Data supplied —
* * * * * * * * *

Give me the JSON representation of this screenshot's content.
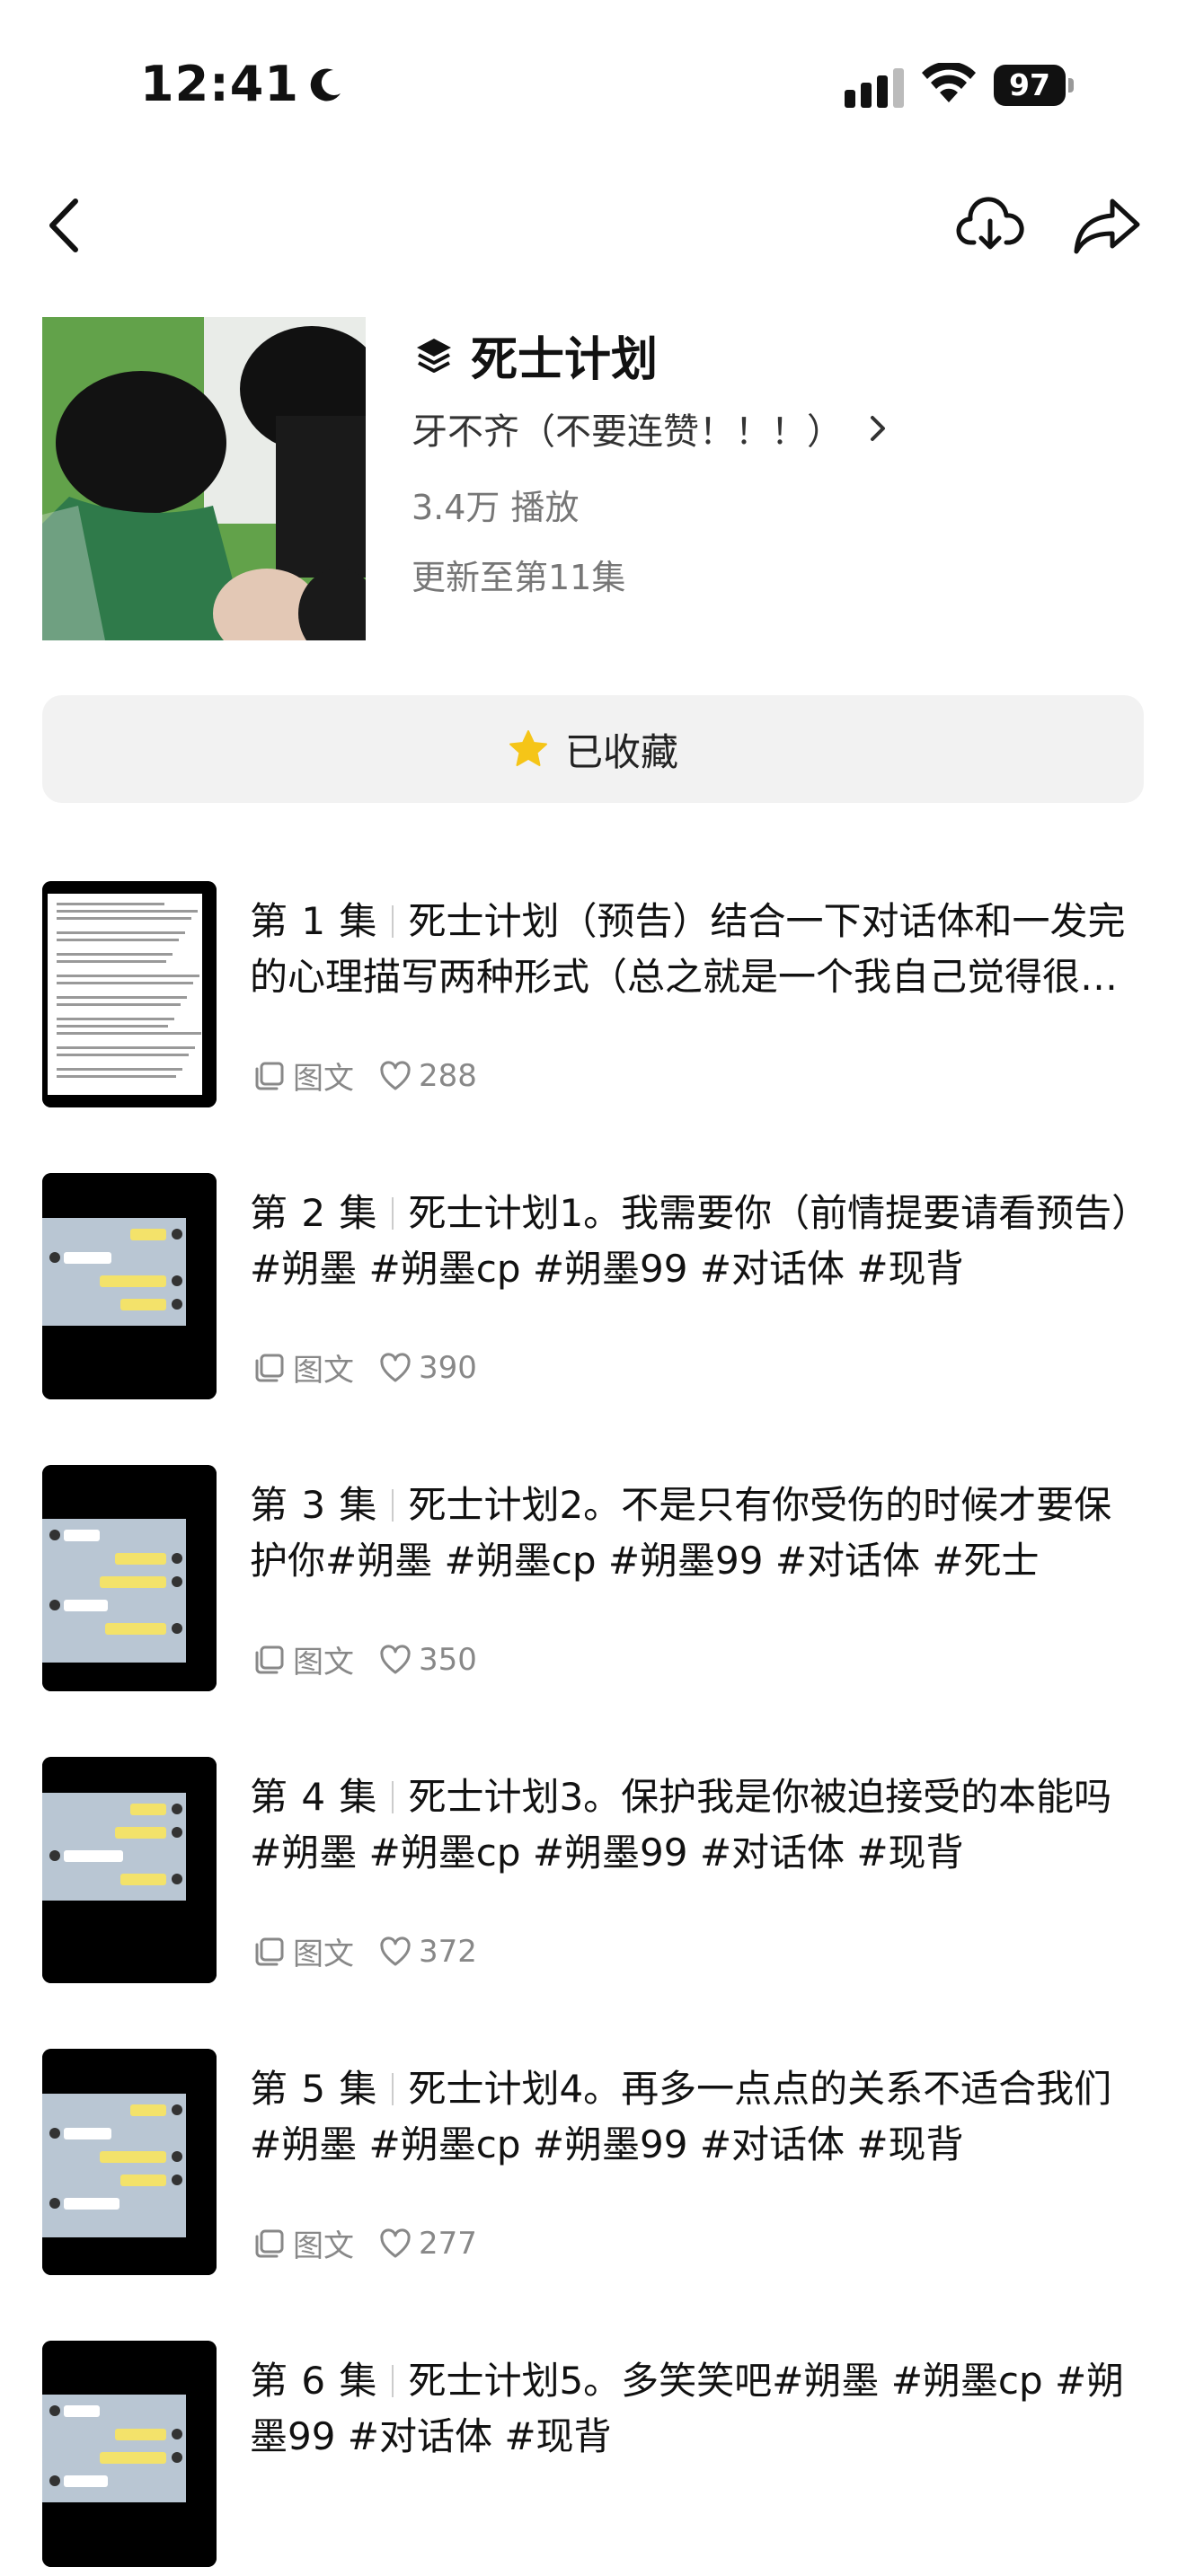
{
  "status_bar": {
    "time": "12:41",
    "battery": "97"
  },
  "header": {
    "title": "死士计划",
    "author": "牙不齐（不要连赞！！！）",
    "plays": "3.4万 播放",
    "updated": "更新至第11集"
  },
  "favorite_button": {
    "label": "已收藏"
  },
  "icons": {
    "back": "chevron-left-icon",
    "download": "cloud-download-icon",
    "share": "share-arrow-icon",
    "collection": "stack-icon",
    "star": "star-icon",
    "image_text": "image-text-icon",
    "like": "heart-icon"
  },
  "colors": {
    "star": "#f5c518",
    "accent_text": "#111111",
    "muted": "#888888"
  },
  "episodes": [
    {
      "number": "第 1 集",
      "title": "死士计划（预告）结合一下对话体和一发完的心理描写两种形式（总之就是一个我自己觉得很好玩的尝试",
      "type": "图文",
      "likes": "288",
      "thumb": "text"
    },
    {
      "number": "第 2 集",
      "title": "死士计划1。我需要你（前情提要请看预告）#朔墨 #朔墨cp #朔墨99 #对话体 #现背",
      "type": "图文",
      "likes": "390",
      "thumb": "chat"
    },
    {
      "number": "第 3 集",
      "title": "死士计划2。不是只有你受伤的时候才要保护你#朔墨 #朔墨cp #朔墨99 #对话体 #死士",
      "type": "图文",
      "likes": "350",
      "thumb": "chat"
    },
    {
      "number": "第 4 集",
      "title": "死士计划3。保护我是你被迫接受的本能吗#朔墨 #朔墨cp #朔墨99 #对话体 #现背",
      "type": "图文",
      "likes": "372",
      "thumb": "chat"
    },
    {
      "number": "第 5 集",
      "title": "死士计划4。再多一点点的关系不适合我们#朔墨 #朔墨cp #朔墨99 #对话体 #现背",
      "type": "图文",
      "likes": "277",
      "thumb": "chat"
    },
    {
      "number": "第 6 集",
      "title": "死士计划5。多笑笑吧#朔墨 #朔墨cp #朔墨99 #对话体 #现背",
      "type": "",
      "likes": "",
      "thumb": "chat"
    }
  ]
}
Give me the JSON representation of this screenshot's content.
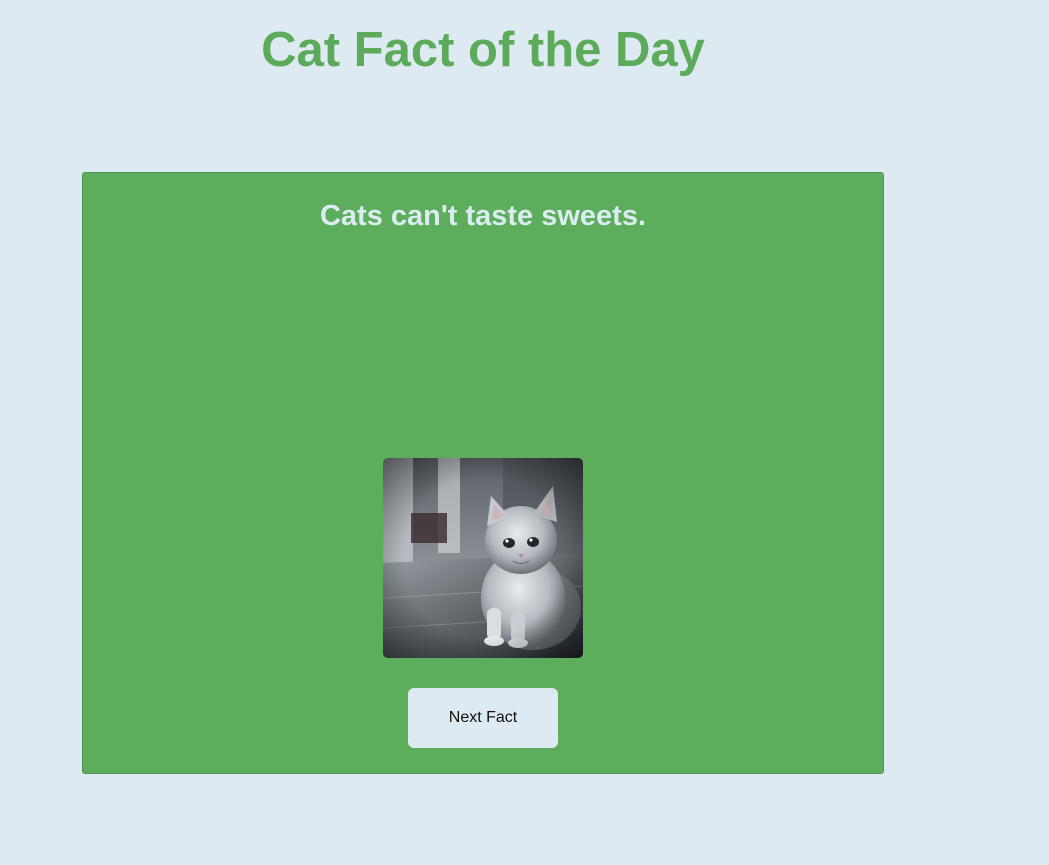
{
  "page": {
    "title": "Cat Fact of the Day"
  },
  "card": {
    "fact": "Cats can't taste sweets.",
    "image": {
      "alt": "kitten photo",
      "icon": "kitten-photo"
    },
    "next_button_label": "Next Fact"
  },
  "colors": {
    "background": "#deeaf1",
    "accent": "#5cab5b",
    "card": "#5cad5c",
    "fact_text": "#dcedf1"
  }
}
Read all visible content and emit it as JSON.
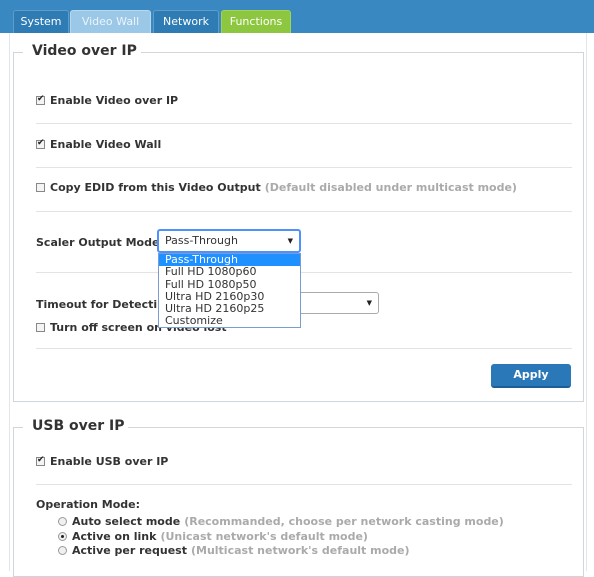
{
  "tabs": [
    {
      "label": "System"
    },
    {
      "label": "Video Wall"
    },
    {
      "label": "Network"
    },
    {
      "label": "Functions"
    }
  ],
  "video_over_ip": {
    "legend": "Video over IP",
    "enable_video_over_ip": {
      "label": "Enable Video over IP",
      "checked": true
    },
    "enable_video_wall": {
      "label": "Enable Video Wall",
      "checked": true
    },
    "copy_edid": {
      "label": "Copy EDID from this Video Output",
      "hint": "(Default disabled under multicast mode)",
      "checked": false
    },
    "scaler": {
      "label": "Scaler Output Mode:",
      "selected": "Pass-Through",
      "options": [
        "Pass-Through",
        "Full HD 1080p60",
        "Full HD 1080p50",
        "Ultra HD 2160p30",
        "Ultra HD 2160p25",
        "Customize"
      ]
    },
    "timeout_label": "Timeout for Detectin",
    "turn_off_screen": {
      "label": "Turn off screen on video lost",
      "checked": false
    },
    "apply_label": "Apply"
  },
  "usb_over_ip": {
    "legend": "USB over IP",
    "enable_usb": {
      "label": "Enable USB over IP",
      "checked": true
    },
    "operation_mode_label": "Operation Mode:",
    "modes": [
      {
        "label": "Auto select mode",
        "hint": "(Recommanded, choose per network casting mode)",
        "selected": false
      },
      {
        "label": "Active on link",
        "hint": "(Unicast network's default mode)",
        "selected": true
      },
      {
        "label": "Active per request",
        "hint": "(Multicast network's default mode)",
        "selected": false
      }
    ]
  },
  "icons": {
    "dropdown_arrow": "caret-down-icon",
    "checkbox_check": "check-icon"
  }
}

* * * * * * * * *

Written instruction — In the records above, locate each line with the word "legend". Copy all such lines.

Complete answer —
    "legend": "Video over IP",
    "legend": "USB over IP",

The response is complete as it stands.